» Instructions for the task: Can you transcribe every record below exactly as it appears?

------------

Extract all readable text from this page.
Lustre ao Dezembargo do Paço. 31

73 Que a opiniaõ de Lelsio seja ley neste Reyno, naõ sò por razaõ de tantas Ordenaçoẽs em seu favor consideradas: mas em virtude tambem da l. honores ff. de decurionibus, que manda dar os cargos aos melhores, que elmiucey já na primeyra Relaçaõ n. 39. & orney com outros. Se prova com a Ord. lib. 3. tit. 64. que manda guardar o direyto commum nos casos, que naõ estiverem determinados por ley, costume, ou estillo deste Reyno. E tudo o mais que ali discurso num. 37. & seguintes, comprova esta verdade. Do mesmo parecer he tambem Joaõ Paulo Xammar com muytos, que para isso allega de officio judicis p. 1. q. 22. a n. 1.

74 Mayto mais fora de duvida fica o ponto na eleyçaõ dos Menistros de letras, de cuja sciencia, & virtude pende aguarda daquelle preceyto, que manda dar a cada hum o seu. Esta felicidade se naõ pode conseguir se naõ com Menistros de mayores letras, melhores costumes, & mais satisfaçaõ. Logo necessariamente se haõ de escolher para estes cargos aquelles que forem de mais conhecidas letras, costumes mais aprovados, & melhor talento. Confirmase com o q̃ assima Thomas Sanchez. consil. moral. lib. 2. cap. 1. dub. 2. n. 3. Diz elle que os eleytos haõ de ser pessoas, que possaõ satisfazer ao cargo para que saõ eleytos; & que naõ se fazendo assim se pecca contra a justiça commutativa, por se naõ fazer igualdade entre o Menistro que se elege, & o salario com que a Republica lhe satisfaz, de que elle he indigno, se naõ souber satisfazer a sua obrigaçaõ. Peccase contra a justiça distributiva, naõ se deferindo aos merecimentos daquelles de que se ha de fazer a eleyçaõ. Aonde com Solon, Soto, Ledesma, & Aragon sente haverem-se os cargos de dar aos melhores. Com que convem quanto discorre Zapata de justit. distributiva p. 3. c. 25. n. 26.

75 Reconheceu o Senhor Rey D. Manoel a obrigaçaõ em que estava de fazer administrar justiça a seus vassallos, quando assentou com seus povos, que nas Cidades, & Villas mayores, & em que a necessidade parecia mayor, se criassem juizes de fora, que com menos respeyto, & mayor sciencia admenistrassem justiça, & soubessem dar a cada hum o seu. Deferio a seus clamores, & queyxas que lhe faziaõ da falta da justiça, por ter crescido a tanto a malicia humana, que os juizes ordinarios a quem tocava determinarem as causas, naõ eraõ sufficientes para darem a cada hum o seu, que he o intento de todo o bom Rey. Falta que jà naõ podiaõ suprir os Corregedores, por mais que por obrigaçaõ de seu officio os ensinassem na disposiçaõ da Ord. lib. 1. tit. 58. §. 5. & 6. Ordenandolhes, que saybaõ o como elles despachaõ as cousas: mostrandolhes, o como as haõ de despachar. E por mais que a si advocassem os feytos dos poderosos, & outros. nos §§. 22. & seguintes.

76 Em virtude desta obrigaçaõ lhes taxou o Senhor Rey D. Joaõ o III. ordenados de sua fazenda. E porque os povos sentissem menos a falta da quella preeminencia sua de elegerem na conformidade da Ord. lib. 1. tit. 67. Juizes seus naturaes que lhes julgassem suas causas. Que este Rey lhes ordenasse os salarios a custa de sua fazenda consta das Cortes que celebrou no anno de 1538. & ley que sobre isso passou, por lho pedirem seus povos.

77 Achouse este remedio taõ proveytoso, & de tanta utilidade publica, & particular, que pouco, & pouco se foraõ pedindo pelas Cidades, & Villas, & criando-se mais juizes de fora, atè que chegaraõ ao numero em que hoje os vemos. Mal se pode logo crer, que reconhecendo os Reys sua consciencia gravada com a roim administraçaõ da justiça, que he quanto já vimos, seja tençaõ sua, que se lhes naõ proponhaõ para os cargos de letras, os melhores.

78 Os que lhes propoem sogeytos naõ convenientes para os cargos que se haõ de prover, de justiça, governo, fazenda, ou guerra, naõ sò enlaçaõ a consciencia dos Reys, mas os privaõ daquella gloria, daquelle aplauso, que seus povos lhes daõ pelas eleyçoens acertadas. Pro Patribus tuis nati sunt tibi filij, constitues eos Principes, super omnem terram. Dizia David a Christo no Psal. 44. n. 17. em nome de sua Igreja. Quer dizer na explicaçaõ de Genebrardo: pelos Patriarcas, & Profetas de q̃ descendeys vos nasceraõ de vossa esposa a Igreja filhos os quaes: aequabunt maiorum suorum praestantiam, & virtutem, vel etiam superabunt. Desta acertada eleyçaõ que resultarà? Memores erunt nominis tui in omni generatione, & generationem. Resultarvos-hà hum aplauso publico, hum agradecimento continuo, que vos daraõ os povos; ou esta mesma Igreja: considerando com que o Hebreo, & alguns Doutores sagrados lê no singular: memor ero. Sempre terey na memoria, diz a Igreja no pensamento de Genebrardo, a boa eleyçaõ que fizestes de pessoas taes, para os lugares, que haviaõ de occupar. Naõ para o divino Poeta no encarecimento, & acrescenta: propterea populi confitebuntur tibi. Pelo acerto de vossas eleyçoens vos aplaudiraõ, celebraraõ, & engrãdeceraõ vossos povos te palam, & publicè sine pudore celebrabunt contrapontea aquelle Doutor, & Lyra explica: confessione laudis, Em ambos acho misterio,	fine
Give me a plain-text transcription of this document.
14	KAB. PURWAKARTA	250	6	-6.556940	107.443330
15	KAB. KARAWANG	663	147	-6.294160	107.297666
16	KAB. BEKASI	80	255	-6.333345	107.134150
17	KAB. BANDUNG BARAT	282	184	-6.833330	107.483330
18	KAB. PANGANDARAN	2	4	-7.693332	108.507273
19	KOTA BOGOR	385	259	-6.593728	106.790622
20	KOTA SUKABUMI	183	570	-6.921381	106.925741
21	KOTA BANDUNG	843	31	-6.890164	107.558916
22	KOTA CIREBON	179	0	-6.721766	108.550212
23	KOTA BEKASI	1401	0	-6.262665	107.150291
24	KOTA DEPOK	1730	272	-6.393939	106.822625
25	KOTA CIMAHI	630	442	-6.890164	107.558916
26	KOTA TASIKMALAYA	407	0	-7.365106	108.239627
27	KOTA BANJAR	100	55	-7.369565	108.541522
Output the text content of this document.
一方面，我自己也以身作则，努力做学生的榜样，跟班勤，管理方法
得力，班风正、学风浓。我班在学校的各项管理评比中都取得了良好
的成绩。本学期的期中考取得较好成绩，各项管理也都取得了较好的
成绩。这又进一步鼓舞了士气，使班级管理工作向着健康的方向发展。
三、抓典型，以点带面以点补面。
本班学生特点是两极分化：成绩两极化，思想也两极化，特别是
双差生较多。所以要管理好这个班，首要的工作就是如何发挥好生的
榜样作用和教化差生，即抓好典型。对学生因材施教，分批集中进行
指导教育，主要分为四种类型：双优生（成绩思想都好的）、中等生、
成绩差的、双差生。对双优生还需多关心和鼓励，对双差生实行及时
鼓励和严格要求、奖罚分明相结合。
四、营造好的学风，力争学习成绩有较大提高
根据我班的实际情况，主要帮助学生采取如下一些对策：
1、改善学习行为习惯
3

------------

» Completed task:
Extract all readable text from this page.
Lustre ao Dezembargo do Paço. 31

73 Que a opiniaõ de Lelsio seja ley neste Reyno, naõ sò por razaõ de tantas Ordenaçoẽs em seu favor consideradas: mas em virtude tambem da l. honores ff. de decurionibus, que manda dar os cargos aos melhores, que elmiucey já na primeyra Relaçaõ n. 39. & orney com outros. Se prova com a Ord. lib. 3. tit. 64. que manda guardar o direyto commum nos casos, que naõ estiverem determinados por ley, costume, ou estillo deste Reyno. E tudo o mais que ali discurso num. 37. & seguintes, comprova esta verdade. Do mesmo parecer he tambem Joaõ Paulo Xammar com muytos, que para isso allega de officio judicis p. 1. q. 22. a n. 1.

74 Mayto mais fora de duvida fica o ponto na eleyçaõ dos Menistros de letras, de cuja sciencia, & virtude pende aguarda daquelle preceyto, que manda dar a cada hum o seu. Esta felicidade se naõ pode conseguir se naõ com Menistros de mayores letras, melhores costumes, & mais satisfaçaõ. Logo necessariamente se haõ de escolher para estes cargos aquelles que forem de mais conhecidas letras, costumes mais aprovados, & melhor talento. Confirmase com o q̃ assima Thomas Sanchez. consil. moral. lib. 2. cap. 1. dub. 2. n. 3. Diz elle que os eleytos haõ de ser pessoas, que possaõ satisfazer ao cargo para que saõ eleytos; & que naõ se fazendo assim se pecca contra a justiça commutativa, por se naõ fazer igualdade entre o Menistro que se elege, & o salario com que a Republica lhe satisfaz, de que elle he indigno, se naõ souber satisfazer a sua obrigaçaõ. Peccase contra a justiça distributiva, naõ se deferindo aos merecimentos daquelles de que se ha de fazer a eleyçaõ. Aonde com Solon, Soto, Ledesma, & Aragon sente haverem-se os cargos de dar aos melhores. Com que convem quanto discorre Zapata de justit. distributiva p. 3. c. 25. n. 26.

75 Reconheceu o Senhor Rey D. Manoel a obrigaçaõ em que estava de fazer administrar justiça a seus vassallos, quando assentou com seus povos, que nas Cidades, & Villas mayores, & em que a necessidade parecia mayor, se criassem juizes de fora, que com menos respeyto, & mayor sciencia admenistrassem justiça, & soubessem dar a cada hum o seu. Deferio a seus clamores, & queyxas que lhe faziaõ da falta da justiça, por ter crescido a tanto a malicia humana, que os juizes ordinarios a quem tocava determinarem as causas, naõ eraõ sufficientes para darem a cada hum o seu, que he o intento de todo o bom Rey. Falta que jà naõ podiaõ suprir os Corregedores, por mais que por obrigaçaõ de seu officio os ensinassem na disposiçaõ da Ord. lib. 1. tit. 58. §. 5. & 6. Ordenandolhes, que saybaõ o como elles despachaõ as cousas: mostrandolhes, o como as haõ de despachar. E por mais que a si advocassem os feytos dos poderosos, & outros. nos §§. 22. & seguintes.

76 Em virtude desta obrigaçaõ lhes taxou o Senhor Rey D. Joaõ o III. ordenados de sua fazenda. E porque os povos sentissem menos a falta da quella preeminencia sua de elegerem na conformidade da Ord. lib. 1. tit. 67. Juizes seus naturaes que lhes julgassem suas causas. Que este Rey lhes ordenasse os salarios a custa de sua fazenda consta das Cortes que celebrou no anno de 1538. & ley que sobre isso passou, por lho pedirem seus povos.

77 Achouse este remedio taõ proveytoso, & de tanta utilidade publica, & particular, que pouco, & pouco se foraõ pedindo pelas Cidades, & Villas, & criando-se mais juizes de fora, atè que chegaraõ ao numero em que hoje os vemos. Mal se pode logo crer, que reconhecendo os Reys sua consciencia gravada com a roim administraçaõ da justiça, que he quanto já vimos, seja tençaõ sua, que se lhes naõ proponhaõ para os cargos de letras, os melhores.

78 Os que lhes propoem sogeytos naõ convenientes para os cargos que se haõ de prover, de justiça, governo, fazenda, ou guerra, naõ sò enlaçaõ a consciencia dos Reys, mas os privaõ daquella gloria, daquelle aplauso, que seus povos lhes daõ pelas eleyçoens acertadas. Pro Patribus tuis nati sunt tibi filij, constitues eos Principes, super omnem terram. Dizia David a Christo no Psal. 44. n. 17. em nome de sua Igreja. Quer dizer na explicaçaõ de Genebrardo: pelos Patriarcas, & Profetas de q̃ descendeys vos nasceraõ de vossa esposa a Igreja filhos os quaes: aequabunt maiorum suorum praestantiam, & virtutem, vel etiam superabunt. Desta acertada eleyçaõ que resultarà? Memores erunt nominis tui in omni generatione, & generationem. Resultarvos-hà hum aplauso publico, hum agradecimento continuo, que vos daraõ os povos; ou esta mesma Igreja: considerando com que o Hebreo, & alguns Doutores sagrados lê no singular: memor ero. Sempre terey na memoria, diz a Igreja no pensamento de Genebrardo, a boa eleyçaõ que fizestes de pessoas taes, para os lugares, que haviaõ de occupar. Naõ para o divino Poeta no encarecimento, & acrescenta: propterea populi confitebuntur tibi. Pelo acerto de vossas eleyçoens vos aplaudiraõ, celebraraõ, & engrãdeceraõ vossos povos te palam, & publicè sine pudore celebrabunt contrapontea aquelle Doutor, & Lyra explica: confessione laudis, Em ambos acho misterio,	fine
Give me a plain-text transcription of this document.
14	KAB. PURWAKARTA	250	6	-6.556940	107.443330
15	KAB. KARAWANG	663	147	-6.294160	107.297666
16	KAB. BEKASI	80	255	-6.333345	107.134150
17	KAB. BANDUNG BARAT	282	184	-6.833330	107.483330
18	KAB. PANGANDARAN	2	4	-7.693332	108.507273
19	KOTA BOGOR	385	259	-6.593728	106.790622
20	KOTA SUKABUMI	183	570	-6.921381	106.925741
21	KOTA BANDUNG	843	31	-6.890164	107.558916
22	KOTA CIREBON	179	0	-6.721766	108.550212
23	KOTA BEKASI	1401	0	-6.262665	107.150291
24	KOTA DEPOK	1730	272	-6.393939	106.822625
25	KOTA CIMAHI	630	442	-6.890164	107.558916
26	KOTA TASIKMALAYA	407	0	-7.365106	108.239627
27	KOTA BANJAR	100	55	-7.369565	108.541522
Output the text content of this document.
一方面，我自己也以身作则，努力做学生的榜样，跟班勤，管理方法
得力，班风正、学风浓。我班在学校的各项管理评比中都取得了良好
的成绩。本学期的期中考取得较好成绩，各项管理也都取得了较好的
成绩。这又进一步鼓舞了士气，使班级管理工作向着健康的方向发展。
三、抓典型，以点带面以点补面。
本班学生特点是两极分化：成绩两极化，思想也两极化，特别是
双差生较多。所以要管理好这个班，首要的工作就是如何发挥好生的
榜样作用和教化差生，即抓好典型。对学生因材施教，分批集中进行
指导教育，主要分为四种类型：双优生（成绩思想都好的）、中等生、
成绩差的、双差生。对双优生还需多关心和鼓励，对双差生实行及时
鼓励和严格要求、奖罚分明相结合。
四、营造好的学风，力争学习成绩有较大提高
根据我班的实际情况，主要帮助学生采取如下一些对策：
1、改善学习行为习惯
3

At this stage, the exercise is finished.